[Task objective]:
Copy each line in the data that includes the word "státu".

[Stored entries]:
---
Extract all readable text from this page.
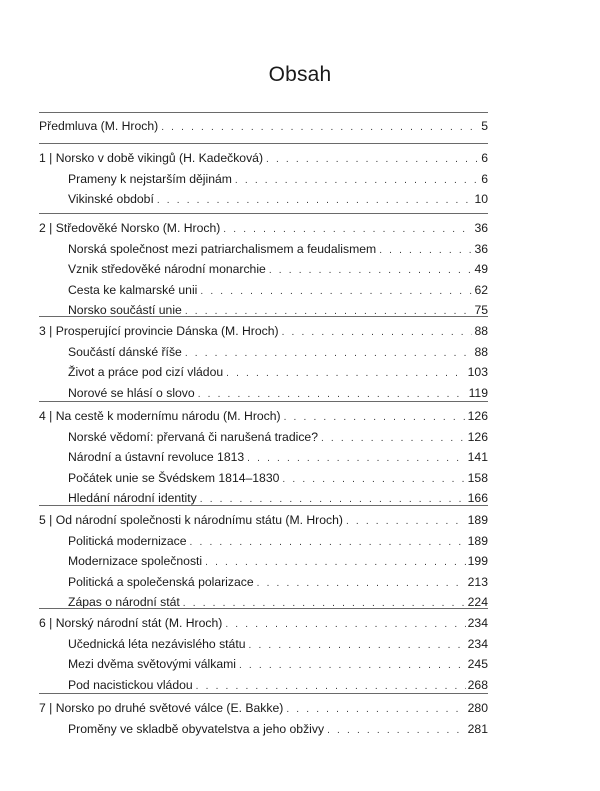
Obsah
Předmluva (M. Hroch) . . .	5
1 | Norsko v době vikingů (H. Kadečková) . . .	6
Prameny k nejstarším dějinám . . .	6
Vikinské období . . .	10
2 | Středověké Norsko (M. Hroch) . . .	36
Norská společnost mezi patriarchalismem a feudalismem . . .	36
Vznik středověké národní monarchie . . .	49
Cesta ke kalmarské unii . . .	62
Norsko součástí unie . . .	75
3 | Prosperující provincie Dánska (M. Hroch) . . .	88
Součástí dánské říše . . .	88
Život a práce pod cizí vládou . . .	103
Norové se hlásí o slovo . . .	119
4 | Na cestě k modernímu národu (M. Hroch) . . .	126
Norské vědomí: přervaná či narušená tradice? . . .	126
Národní a ústavní revoluce 1813 . . .	141
Počátek unie se Švédskem 1814–1830 . . .	158
Hledání národní identity . . .	166
5 | Od národní společnosti k národnímu státu (M. Hroch) . . .	189
Politická modernizace . . .	189
Modernizace společnosti . . .	199
Politická a společenská polarizace . . .	213
Zápas o národní stát . . .	224
6 | Norský národní stát (M. Hroch) . . .	234
Učednická léta nezávislého státu . . .	234
Mezi dvěma světovými válkami . . .	245
Pod nacistickou vládou . . .	268
7 | Norsko po druhé světové válce (E. Bakke) . . .	280
Proměny ve skladbě obyvatelstva a jeho obživy . . .	281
---
[Task solution]:
5 | Od národní společnosti k národnímu státu (M. Hroch) . . .	189
Učednická léta nezávislého státu . . .	234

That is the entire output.